GIVEN INSTRUCTION:
Without changing a character, return the entries, but not the images they hold.

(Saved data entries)

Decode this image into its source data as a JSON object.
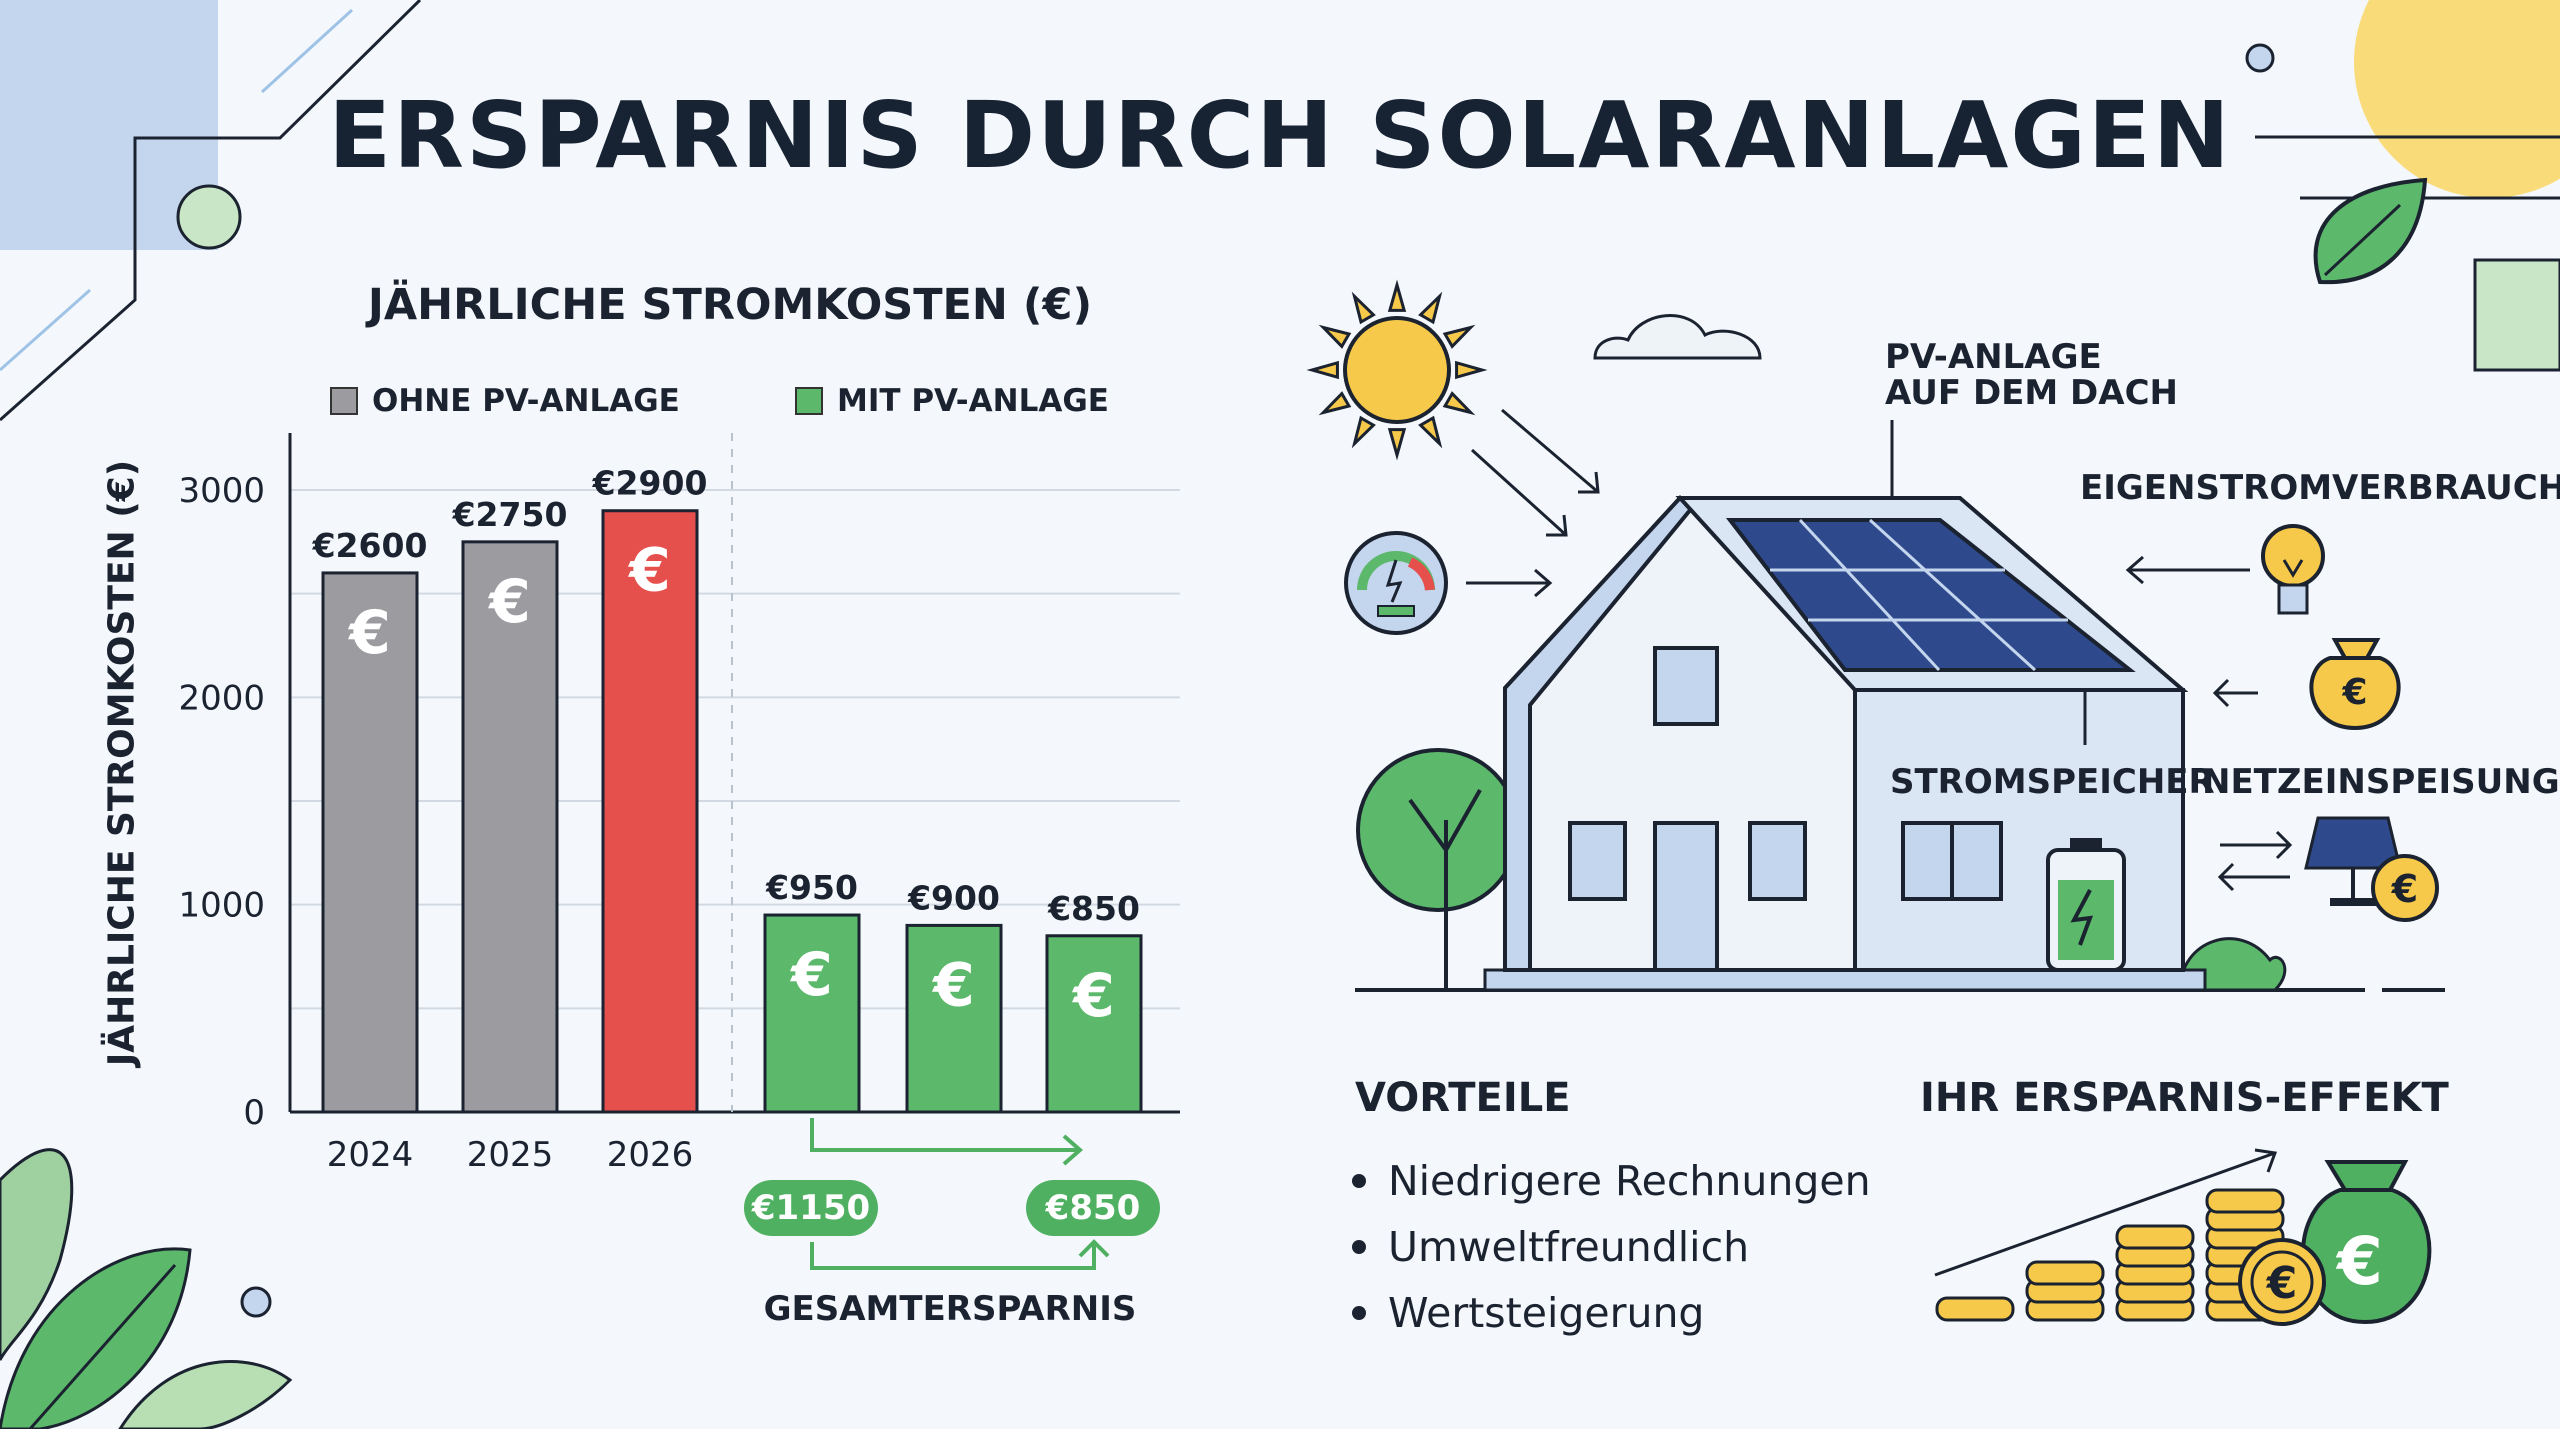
{
  "title": "ERSPARNIS DURCH SOLARANLAGEN",
  "chart_data": {
    "type": "bar",
    "title": "JÄHRLICHE STROMKOSTEN (€)",
    "ylabel": "JÄHRLICHE STROMKOSTEN (€)",
    "xlabel": "",
    "ylim": [
      0,
      3000
    ],
    "yticks": [
      0,
      1000,
      2000,
      3000
    ],
    "grid": true,
    "legend_position": "top",
    "categories": [
      "2024",
      "2025",
      "2026"
    ],
    "series": [
      {
        "name": "OHNE PV-ANLAGE",
        "color": "#9c9ca0",
        "values": [
          2600,
          2750,
          2900
        ],
        "labels": [
          "€2600",
          "€2750",
          "€2900"
        ],
        "bar_colors": [
          "#9c9ca0",
          "#9c9ca0",
          "#e5504d"
        ]
      },
      {
        "name": "MIT PV-ANLAGE",
        "color": "#5cb86b",
        "values": [
          950,
          900,
          850
        ],
        "labels": [
          "€950",
          "€900",
          "€850"
        ],
        "bar_colors": [
          "#5cb86b",
          "#5cb86b",
          "#5cb86b"
        ]
      }
    ],
    "bar_symbol": "€"
  },
  "savings": {
    "pill_left": "€1150",
    "pill_right": "€850",
    "caption": "GESAMTERSPARNIS"
  },
  "illustration": {
    "pv_roof_label_line1": "PV-ANLAGE",
    "pv_roof_label_line2": "AUF DEM DACH",
    "self_consumption_label": "EIGENSTROMVERBRAUCH",
    "storage_label": "STROMSPEICHER",
    "grid_feed_label": "NETZEINSPEISUNG",
    "euro_symbol": "€"
  },
  "advantages": {
    "heading": "VORTEILE",
    "items": [
      "Niedrigere Rechnungen",
      "Umweltfreundlich",
      "Wertsteigerung"
    ]
  },
  "effect": {
    "heading": "IHR ERSPARNIS-EFFEKT"
  },
  "colors": {
    "grey_bar": "#9c9ca0",
    "red_bar": "#e5504d",
    "green_bar": "#5cb86b",
    "gold": "#f2c94c",
    "solar_blue": "#2e4a8c"
  }
}
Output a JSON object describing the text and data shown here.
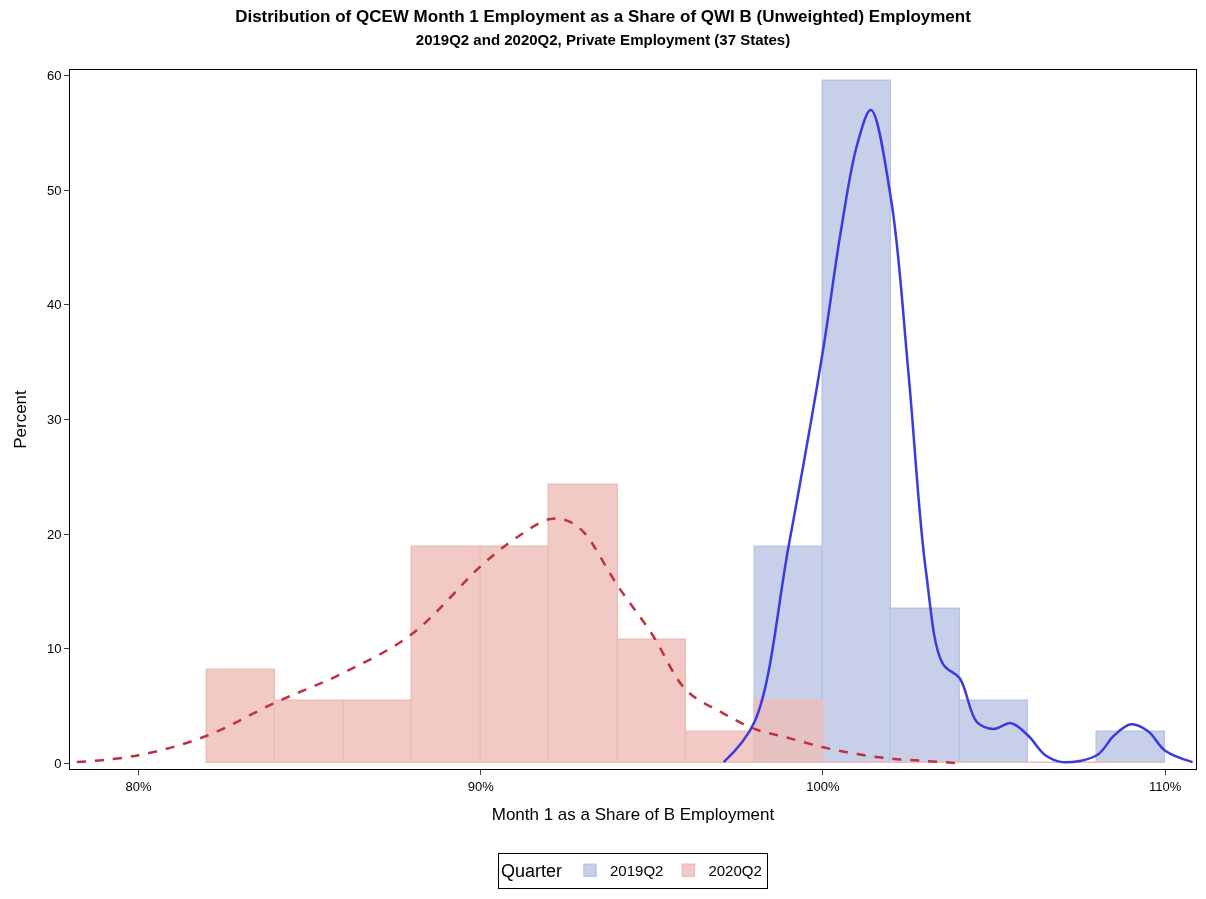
{
  "chart_data": {
    "type": "histogram",
    "title": "Distribution of QCEW Month 1 Employment as a Share of QWI B (Unweighted) Employment",
    "subtitle": "2019Q2 and 2020Q2, Private Employment (37 States)",
    "xlabel": "Month 1 as a Share of B Employment",
    "ylabel": "Percent",
    "legend_title": "Quarter",
    "bins": [
      82,
      84,
      86,
      88,
      90,
      92,
      94,
      96,
      98,
      100,
      102,
      104,
      106,
      108,
      110
    ],
    "series": [
      {
        "name": "2019Q2",
        "color": "#bac4e3",
        "values": [
          null,
          null,
          null,
          null,
          null,
          null,
          null,
          null,
          18.9,
          59.5,
          13.5,
          5.4,
          null,
          2.7
        ]
      },
      {
        "name": "2020Q2",
        "color": "#eebdb7",
        "values": [
          8.1,
          5.4,
          5.4,
          18.9,
          18.9,
          24.3,
          10.8,
          2.7,
          5.4,
          0,
          0,
          0,
          0,
          0
        ]
      },
      {
        "type": "line",
        "color": "#3a3ae0",
        "line_style": "solid",
        "x": [
          97.1,
          98,
          99,
          100,
          100.5,
          101,
          101.4,
          102,
          102.5,
          103,
          103.5,
          104,
          104.5,
          105,
          105.5,
          106,
          106.5,
          107,
          108,
          108.5,
          109,
          109.5,
          110,
          110.8
        ],
        "values": [
          0.1,
          3.6,
          19,
          36,
          46,
          54,
          57,
          49,
          34,
          17,
          8.7,
          7.4,
          3.6,
          3,
          3.5,
          2.4,
          0.7,
          0.1,
          0.7,
          2.4,
          3.4,
          2.8,
          1.1,
          0.1
        ]
      },
      {
        "type": "line",
        "color": "#c03040",
        "line_style": "dashed",
        "x": [
          78.2,
          80,
          82,
          84,
          86,
          88,
          90,
          91,
          92,
          92.5,
          93,
          94,
          95,
          96,
          97,
          98,
          99,
          100,
          101,
          102,
          103,
          104
        ],
        "values": [
          0.1,
          0.7,
          2.4,
          5.3,
          7.9,
          11.3,
          17.2,
          19.6,
          21.3,
          21.2,
          20.2,
          15.5,
          11.3,
          6.4,
          4.5,
          3,
          2.2,
          1.4,
          0.8,
          0.4,
          0.2,
          0
        ]
      }
    ],
    "xlim": [
      78,
      110.9
    ],
    "ylim": [
      -0.5,
      60.5
    ],
    "xticks": [
      {
        "value": 80,
        "label": "80%"
      },
      {
        "value": 90,
        "label": "90%"
      },
      {
        "value": 100,
        "label": "100%"
      },
      {
        "value": 110,
        "label": "110%"
      }
    ],
    "yticks": [
      0,
      10,
      20,
      30,
      40,
      50,
      60
    ],
    "legend": "bottom"
  }
}
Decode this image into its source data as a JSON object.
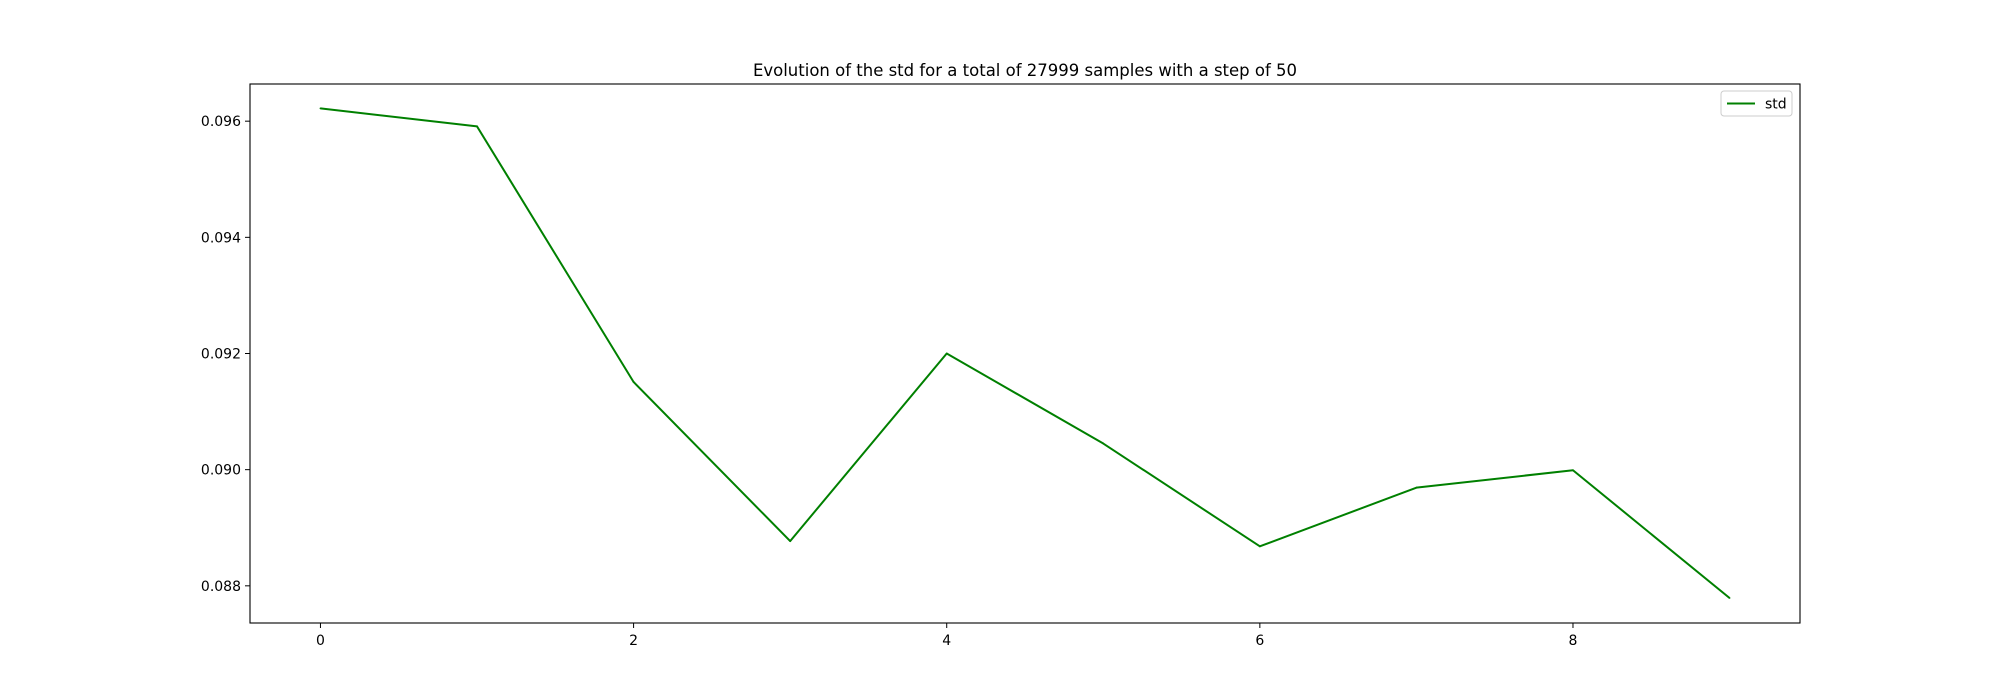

THE REPLY:
Decode this image into its source data as a JSON object.
{
  "title": "ERSPARNIS DURCH SOLARANLAGEN",
  "chart_data": {
    "type": "bar",
    "title": "JÄHRLICHE STROMKOSTEN (€)",
    "ylabel": "JÄHRLICHE STROMKOSTEN (€)",
    "xlabel": "",
    "ylim": [
      0,
      3000
    ],
    "yticks": [
      0,
      1000,
      2000,
      3000
    ],
    "grid": true,
    "legend_position": "top",
    "categories": [
      "2024",
      "2025",
      "2026"
    ],
    "series": [
      {
        "name": "OHNE PV-ANLAGE",
        "color": "#9c9ca0",
        "values": [
          2600,
          2750,
          2900
        ],
        "labels": [
          "€2600",
          "€2750",
          "€2900"
        ],
        "bar_colors": [
          "#9c9ca0",
          "#9c9ca0",
          "#e5504d"
        ]
      },
      {
        "name": "MIT PV-ANLAGE",
        "color": "#5cb86b",
        "values": [
          950,
          900,
          850
        ],
        "labels": [
          "€950",
          "€900",
          "€850"
        ],
        "bar_colors": [
          "#5cb86b",
          "#5cb86b",
          "#5cb86b"
        ]
      }
    ],
    "bar_symbol": "€"
  },
  "savings": {
    "pill_left": "€1150",
    "pill_right": "€850",
    "caption": "GESAMTERSPARNIS"
  },
  "illustration": {
    "pv_roof_label_line1": "PV-ANLAGE",
    "pv_roof_label_line2": "AUF DEM DACH",
    "self_consumption_label": "EIGENSTROMVERBRAUCH",
    "storage_label": "STROMSPEICHER",
    "grid_feed_label": "NETZEINSPEISUNG",
    "euro_symbol": "€"
  },
  "advantages": {
    "heading": "VORTEILE",
    "items": [
      "Niedrigere Rechnungen",
      "Umweltfreundlich",
      "Wertsteigerung"
    ]
  },
  "effect": {
    "heading": "IHR ERSPARNIS-EFFEKT"
  },
  "colors": {
    "grey_bar": "#9c9ca0",
    "red_bar": "#e5504d",
    "green_bar": "#5cb86b",
    "gold": "#f2c94c",
    "solar_blue": "#2e4a8c"
  }
}
Output a JSON object describing the text and data shown here.
{
  "chart_data": {
    "type": "histogram",
    "title": "Distribution of QCEW Month 1 Employment as a Share of QWI B (Unweighted) Employment",
    "subtitle": "2019Q2 and 2020Q2, Private Employment (37 States)",
    "xlabel": "Month 1 as a Share of B Employment",
    "ylabel": "Percent",
    "legend_title": "Quarter",
    "bins": [
      82,
      84,
      86,
      88,
      90,
      92,
      94,
      96,
      98,
      100,
      102,
      104,
      106,
      108,
      110
    ],
    "series": [
      {
        "name": "2019Q2",
        "color": "#bac4e3",
        "values": [
          null,
          null,
          null,
          null,
          null,
          null,
          null,
          null,
          18.9,
          59.5,
          13.5,
          5.4,
          null,
          2.7
        ]
      },
      {
        "name": "2020Q2",
        "color": "#eebdb7",
        "values": [
          8.1,
          5.4,
          5.4,
          18.9,
          18.9,
          24.3,
          10.8,
          2.7,
          5.4,
          0,
          0,
          0,
          0,
          0
        ]
      },
      {
        "type": "line",
        "color": "#3a3ae0",
        "line_style": "solid",
        "x": [
          97.1,
          98,
          99,
          100,
          100.5,
          101,
          101.4,
          102,
          102.5,
          103,
          103.5,
          104,
          104.5,
          105,
          105.5,
          106,
          106.5,
          107,
          108,
          108.5,
          109,
          109.5,
          110,
          110.8
        ],
        "values": [
          0.1,
          3.6,
          19,
          36,
          46,
          54,
          57,
          49,
          34,
          17,
          8.7,
          7.4,
          3.6,
          3,
          3.5,
          2.4,
          0.7,
          0.1,
          0.7,
          2.4,
          3.4,
          2.8,
          1.1,
          0.1
        ]
      },
      {
        "type": "line",
        "color": "#c03040",
        "line_style": "dashed",
        "x": [
          78.2,
          80,
          82,
          84,
          86,
          88,
          90,
          91,
          92,
          92.5,
          93,
          94,
          95,
          96,
          97,
          98,
          99,
          100,
          101,
          102,
          103,
          104
        ],
        "values": [
          0.1,
          0.7,
          2.4,
          5.3,
          7.9,
          11.3,
          17.2,
          19.6,
          21.3,
          21.2,
          20.2,
          15.5,
          11.3,
          6.4,
          4.5,
          3,
          2.2,
          1.4,
          0.8,
          0.4,
          0.2,
          0
        ]
      }
    ],
    "xlim": [
      78,
      110.9
    ],
    "ylim": [
      -0.5,
      60.5
    ],
    "xticks": [
      {
        "value": 80,
        "label": "80%"
      },
      {
        "value": 90,
        "label": "90%"
      },
      {
        "value": 100,
        "label": "100%"
      },
      {
        "value": 110,
        "label": "110%"
      }
    ],
    "yticks": [
      0,
      10,
      20,
      30,
      40,
      50,
      60
    ],
    "legend": "bottom"
  }
}
Decode this image into its source data as a JSON object.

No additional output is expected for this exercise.